◆ Exercise task: Starting with the line that contains "Read this page and output its text content.", reproduce each line through the end of the entries exactly as written.

◆ Input:
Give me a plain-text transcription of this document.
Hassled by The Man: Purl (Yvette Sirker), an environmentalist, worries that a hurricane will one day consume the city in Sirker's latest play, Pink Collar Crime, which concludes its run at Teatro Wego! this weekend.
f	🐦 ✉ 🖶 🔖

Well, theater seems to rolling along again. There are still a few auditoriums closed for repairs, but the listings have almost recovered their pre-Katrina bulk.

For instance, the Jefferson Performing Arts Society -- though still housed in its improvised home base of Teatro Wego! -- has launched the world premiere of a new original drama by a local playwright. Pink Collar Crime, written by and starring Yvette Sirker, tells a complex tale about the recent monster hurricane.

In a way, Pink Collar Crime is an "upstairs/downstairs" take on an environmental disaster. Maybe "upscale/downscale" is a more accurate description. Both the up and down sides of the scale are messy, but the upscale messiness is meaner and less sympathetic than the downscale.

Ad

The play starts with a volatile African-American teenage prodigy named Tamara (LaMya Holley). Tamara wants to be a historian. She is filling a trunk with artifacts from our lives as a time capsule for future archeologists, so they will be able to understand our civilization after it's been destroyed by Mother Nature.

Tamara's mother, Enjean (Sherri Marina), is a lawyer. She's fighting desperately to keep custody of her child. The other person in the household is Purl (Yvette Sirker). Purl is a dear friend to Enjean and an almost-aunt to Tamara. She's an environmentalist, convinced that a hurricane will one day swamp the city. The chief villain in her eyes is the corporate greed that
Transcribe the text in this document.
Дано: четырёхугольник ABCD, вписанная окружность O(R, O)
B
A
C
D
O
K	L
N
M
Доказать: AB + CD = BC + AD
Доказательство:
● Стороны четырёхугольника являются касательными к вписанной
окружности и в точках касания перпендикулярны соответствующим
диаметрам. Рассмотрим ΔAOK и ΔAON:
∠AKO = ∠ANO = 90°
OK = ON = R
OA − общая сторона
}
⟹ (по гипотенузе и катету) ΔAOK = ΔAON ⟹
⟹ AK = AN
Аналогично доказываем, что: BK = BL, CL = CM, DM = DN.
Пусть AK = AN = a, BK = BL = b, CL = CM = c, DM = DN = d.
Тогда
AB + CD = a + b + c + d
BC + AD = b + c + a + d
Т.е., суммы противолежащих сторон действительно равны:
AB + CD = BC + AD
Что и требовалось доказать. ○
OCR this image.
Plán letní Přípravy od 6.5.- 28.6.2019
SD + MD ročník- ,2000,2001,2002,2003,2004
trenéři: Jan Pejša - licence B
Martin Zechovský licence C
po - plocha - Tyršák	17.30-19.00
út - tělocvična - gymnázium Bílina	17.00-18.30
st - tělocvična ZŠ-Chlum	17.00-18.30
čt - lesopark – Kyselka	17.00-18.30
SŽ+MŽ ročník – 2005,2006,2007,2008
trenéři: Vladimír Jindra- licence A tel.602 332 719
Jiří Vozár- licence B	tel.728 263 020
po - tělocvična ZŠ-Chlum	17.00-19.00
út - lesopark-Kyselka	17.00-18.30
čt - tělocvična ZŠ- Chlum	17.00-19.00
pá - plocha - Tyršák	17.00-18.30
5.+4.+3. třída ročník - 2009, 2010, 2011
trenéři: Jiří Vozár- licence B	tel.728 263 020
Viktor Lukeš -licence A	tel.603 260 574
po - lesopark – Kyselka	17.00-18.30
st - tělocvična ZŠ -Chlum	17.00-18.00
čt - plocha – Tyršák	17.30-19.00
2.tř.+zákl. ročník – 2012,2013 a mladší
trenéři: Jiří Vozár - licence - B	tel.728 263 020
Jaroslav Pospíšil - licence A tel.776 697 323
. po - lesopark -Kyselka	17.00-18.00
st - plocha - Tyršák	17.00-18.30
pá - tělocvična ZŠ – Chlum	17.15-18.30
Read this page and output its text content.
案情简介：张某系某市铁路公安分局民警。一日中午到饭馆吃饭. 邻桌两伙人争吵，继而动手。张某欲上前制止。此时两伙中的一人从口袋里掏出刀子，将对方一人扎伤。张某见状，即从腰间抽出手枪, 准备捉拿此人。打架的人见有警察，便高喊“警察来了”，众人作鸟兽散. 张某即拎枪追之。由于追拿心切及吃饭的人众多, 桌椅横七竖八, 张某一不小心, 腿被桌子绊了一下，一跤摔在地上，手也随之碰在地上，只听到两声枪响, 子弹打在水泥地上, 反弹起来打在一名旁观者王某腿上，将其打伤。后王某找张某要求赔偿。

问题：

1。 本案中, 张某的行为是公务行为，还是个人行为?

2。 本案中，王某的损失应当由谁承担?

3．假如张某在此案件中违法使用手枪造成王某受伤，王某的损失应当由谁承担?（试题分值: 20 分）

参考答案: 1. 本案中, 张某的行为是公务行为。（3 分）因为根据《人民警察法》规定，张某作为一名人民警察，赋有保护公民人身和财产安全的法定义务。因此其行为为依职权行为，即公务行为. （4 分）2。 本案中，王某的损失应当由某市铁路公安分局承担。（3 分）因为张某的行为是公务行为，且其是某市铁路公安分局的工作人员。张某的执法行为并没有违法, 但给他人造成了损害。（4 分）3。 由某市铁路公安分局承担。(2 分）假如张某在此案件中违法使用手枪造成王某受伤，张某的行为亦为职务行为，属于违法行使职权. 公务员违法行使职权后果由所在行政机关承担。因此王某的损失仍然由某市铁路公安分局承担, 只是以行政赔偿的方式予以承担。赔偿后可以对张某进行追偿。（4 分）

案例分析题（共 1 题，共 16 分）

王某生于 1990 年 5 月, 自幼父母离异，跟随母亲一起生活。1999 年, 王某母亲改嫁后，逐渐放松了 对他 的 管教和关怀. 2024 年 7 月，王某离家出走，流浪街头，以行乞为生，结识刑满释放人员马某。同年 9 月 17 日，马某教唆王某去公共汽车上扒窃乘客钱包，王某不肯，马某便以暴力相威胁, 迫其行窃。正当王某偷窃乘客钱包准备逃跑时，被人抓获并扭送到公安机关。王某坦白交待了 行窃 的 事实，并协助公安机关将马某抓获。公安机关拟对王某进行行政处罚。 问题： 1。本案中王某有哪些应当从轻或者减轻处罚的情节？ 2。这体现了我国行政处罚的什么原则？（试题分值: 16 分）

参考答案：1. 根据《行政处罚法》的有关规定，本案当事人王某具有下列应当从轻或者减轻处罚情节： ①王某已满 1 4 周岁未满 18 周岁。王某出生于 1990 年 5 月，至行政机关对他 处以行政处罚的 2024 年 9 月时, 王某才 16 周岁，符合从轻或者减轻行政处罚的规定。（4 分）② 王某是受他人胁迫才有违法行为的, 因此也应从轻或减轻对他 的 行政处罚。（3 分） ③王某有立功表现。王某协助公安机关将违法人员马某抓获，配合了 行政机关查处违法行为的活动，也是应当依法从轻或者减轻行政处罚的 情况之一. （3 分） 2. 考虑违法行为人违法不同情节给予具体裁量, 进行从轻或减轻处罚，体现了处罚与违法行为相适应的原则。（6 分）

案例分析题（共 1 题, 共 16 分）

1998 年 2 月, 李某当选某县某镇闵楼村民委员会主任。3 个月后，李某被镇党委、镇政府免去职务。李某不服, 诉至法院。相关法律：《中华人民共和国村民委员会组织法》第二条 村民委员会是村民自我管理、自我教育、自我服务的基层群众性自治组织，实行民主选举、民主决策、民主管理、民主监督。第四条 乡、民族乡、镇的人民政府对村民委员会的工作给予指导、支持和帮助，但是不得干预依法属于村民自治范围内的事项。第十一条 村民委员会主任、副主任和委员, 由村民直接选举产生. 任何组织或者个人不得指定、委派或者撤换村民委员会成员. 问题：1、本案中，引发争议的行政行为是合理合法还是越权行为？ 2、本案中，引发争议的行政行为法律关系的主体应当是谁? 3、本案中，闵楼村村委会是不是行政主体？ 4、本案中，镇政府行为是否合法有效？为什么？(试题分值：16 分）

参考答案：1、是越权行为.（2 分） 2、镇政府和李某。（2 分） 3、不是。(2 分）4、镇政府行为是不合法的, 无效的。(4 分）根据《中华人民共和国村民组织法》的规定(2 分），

◆ Output of the exercise:
Read this page and output its text content.
案情简介：张某系某市铁路公安分局民警。一日中午到饭馆吃饭. 邻桌两伙人争吵，继而动手。张某欲上前制止。此时两伙中的一人从口袋里掏出刀子，将对方一人扎伤。张某见状，即从腰间抽出手枪, 准备捉拿此人。打架的人见有警察，便高喊“警察来了”，众人作鸟兽散. 张某即拎枪追之。由于追拿心切及吃饭的人众多, 桌椅横七竖八, 张某一不小心, 腿被桌子绊了一下，一跤摔在地上，手也随之碰在地上，只听到两声枪响, 子弹打在水泥地上, 反弹起来打在一名旁观者王某腿上，将其打伤。后王某找张某要求赔偿。

问题：

1。 本案中, 张某的行为是公务行为，还是个人行为?

2。 本案中，王某的损失应当由谁承担?

3．假如张某在此案件中违法使用手枪造成王某受伤，王某的损失应当由谁承担?（试题分值: 20 分）

参考答案: 1. 本案中, 张某的行为是公务行为。（3 分）因为根据《人民警察法》规定，张某作为一名人民警察，赋有保护公民人身和财产安全的法定义务。因此其行为为依职权行为，即公务行为. （4 分）2。 本案中，王某的损失应当由某市铁路公安分局承担。（3 分）因为张某的行为是公务行为，且其是某市铁路公安分局的工作人员。张某的执法行为并没有违法, 但给他人造成了损害。（4 分）3。 由某市铁路公安分局承担。(2 分）假如张某在此案件中违法使用手枪造成王某受伤，张某的行为亦为职务行为，属于违法行使职权. 公务员违法行使职权后果由所在行政机关承担。因此王某的损失仍然由某市铁路公安分局承担, 只是以行政赔偿的方式予以承担。赔偿后可以对张某进行追偿。（4 分）

案例分析题（共 1 题，共 16 分）

王某生于 1990 年 5 月, 自幼父母离异，跟随母亲一起生活。1999 年, 王某母亲改嫁后，逐渐放松了 对他 的 管教和关怀. 2024 年 7 月，王某离家出走，流浪街头，以行乞为生，结识刑满释放人员马某。同年 9 月 17 日，马某教唆王某去公共汽车上扒窃乘客钱包，王某不肯，马某便以暴力相威胁, 迫其行窃。正当王某偷窃乘客钱包准备逃跑时，被人抓获并扭送到公安机关。王某坦白交待了 行窃 的 事实，并协助公安机关将马某抓获。公安机关拟对王某进行行政处罚。 问题： 1。本案中王某有哪些应当从轻或者减轻处罚的情节？ 2。这体现了我国行政处罚的什么原则？（试题分值: 16 分）

参考答案：1. 根据《行政处罚法》的有关规定，本案当事人王某具有下列应当从轻或者减轻处罚情节： ①王某已满 1 4 周岁未满 18 周岁。王某出生于 1990 年 5 月，至行政机关对他 处以行政处罚的 2024 年 9 月时, 王某才 16 周岁，符合从轻或者减轻行政处罚的规定。（4 分）② 王某是受他人胁迫才有违法行为的, 因此也应从轻或减轻对他 的 行政处罚。（3 分） ③王某有立功表现。王某协助公安机关将违法人员马某抓获，配合了 行政机关查处违法行为的活动，也是应当依法从轻或者减轻行政处罚的 情况之一. （3 分） 2. 考虑违法行为人违法不同情节给予具体裁量, 进行从轻或减轻处罚，体现了处罚与违法行为相适应的原则。（6 分）

案例分析题（共 1 题, 共 16 分）

1998 年 2 月, 李某当选某县某镇闵楼村民委员会主任。3 个月后，李某被镇党委、镇政府免去职务。李某不服, 诉至法院。相关法律：《中华人民共和国村民委员会组织法》第二条 村民委员会是村民自我管理、自我教育、自我服务的基层群众性自治组织，实行民主选举、民主决策、民主管理、民主监督。第四条 乡、民族乡、镇的人民政府对村民委员会的工作给予指导、支持和帮助，但是不得干预依法属于村民自治范围内的事项。第十一条 村民委员会主任、副主任和委员, 由村民直接选举产生. 任何组织或者个人不得指定、委派或者撤换村民委员会成员. 问题：1、本案中，引发争议的行政行为是合理合法还是越权行为？ 2、本案中，引发争议的行政行为法律关系的主体应当是谁? 3、本案中，闵楼村村委会是不是行政主体？ 4、本案中，镇政府行为是否合法有效？为什么？(试题分值：16 分）

参考答案：1、是越权行为.（2 分） 2、镇政府和李某。（2 分） 3、不是。(2 分）4、镇政府行为是不合法的, 无效的。(4 分）根据《中华人民共和国村民组织法》的规定(2 分），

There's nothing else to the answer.